(Stated problem)
In the listing below, pick out lines with "учреждение".

(Stored data entries)
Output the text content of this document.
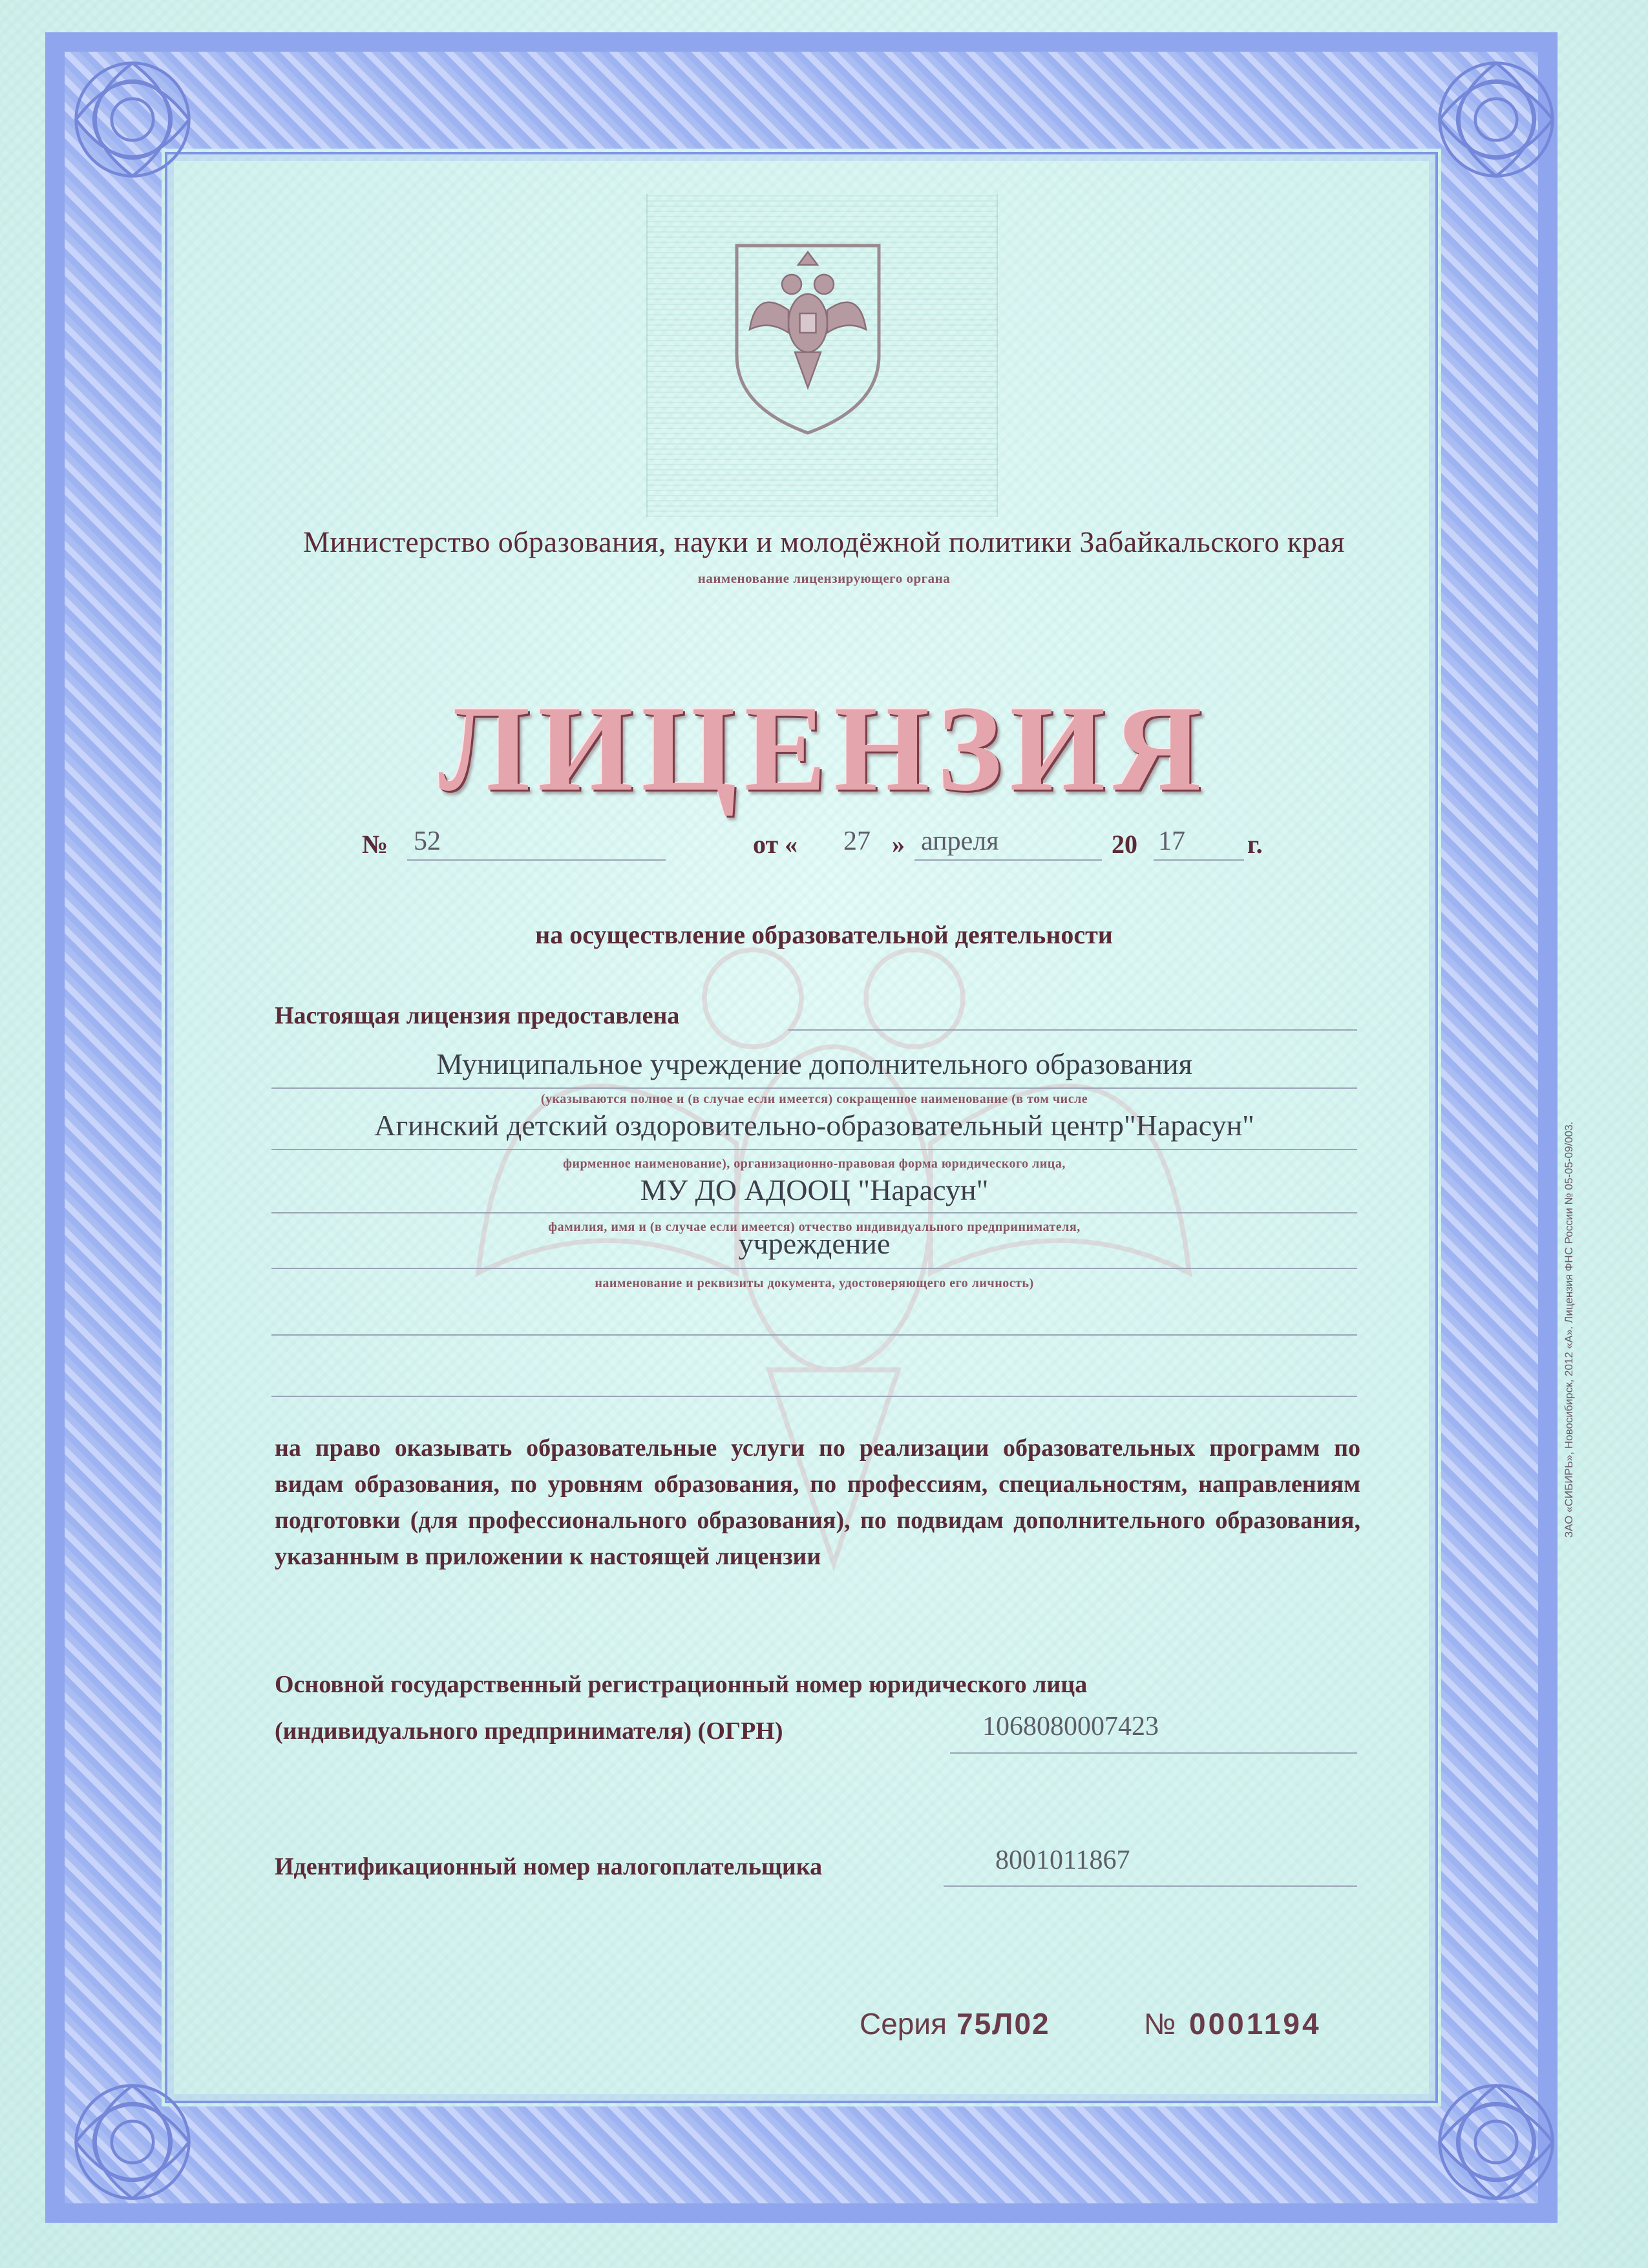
Министерство образования, науки и молодёжной политики Забайкальского края
наименование лицензирующего органа
ЛИЦЕНЗИЯ
№ 52	от « 27 » апреля	20 17 г.
на осуществление образовательной деятельности
Настоящая лицензия предоставлена
Муниципальное учреждение дополнительного образования
(указываются полное и (в случае если имеется) сокращенное наименование (в том числе
Агинский детский оздоровительно-образовательный центр"Нарасун"
фирменное наименование), организационно-правовая форма юридического лица,
МУ ДО АДООЦ "Нарасун"
фамилия, имя и (в случае если имеется) отчество индивидуального предпринимателя,
учреждение
наименование и реквизиты документа, удостоверяющего его личность)
на право оказывать образовательные услуги по реализации образовательных программ по видам образования, по уровням образования, по профессиям, специальностям, направлениям подготовки (для профессионального образования), по подвидам дополнительного образования, указанным в приложении к настоящей лицензии
Основной государственный регистрационный номер юридического лица
(индивидуального предпринимателя) (ОГРН)	1068080007423
Идентификационный номер налогоплательщика	8001011867
Серия 75Л02	№ 0001194
ЗАО «СИБИРЬ», Новосибирск, 2012 «А». Лицензия ФНС России № 05-05-09/003.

(The solution)
Муниципальное учреждение дополнительного образования
учреждение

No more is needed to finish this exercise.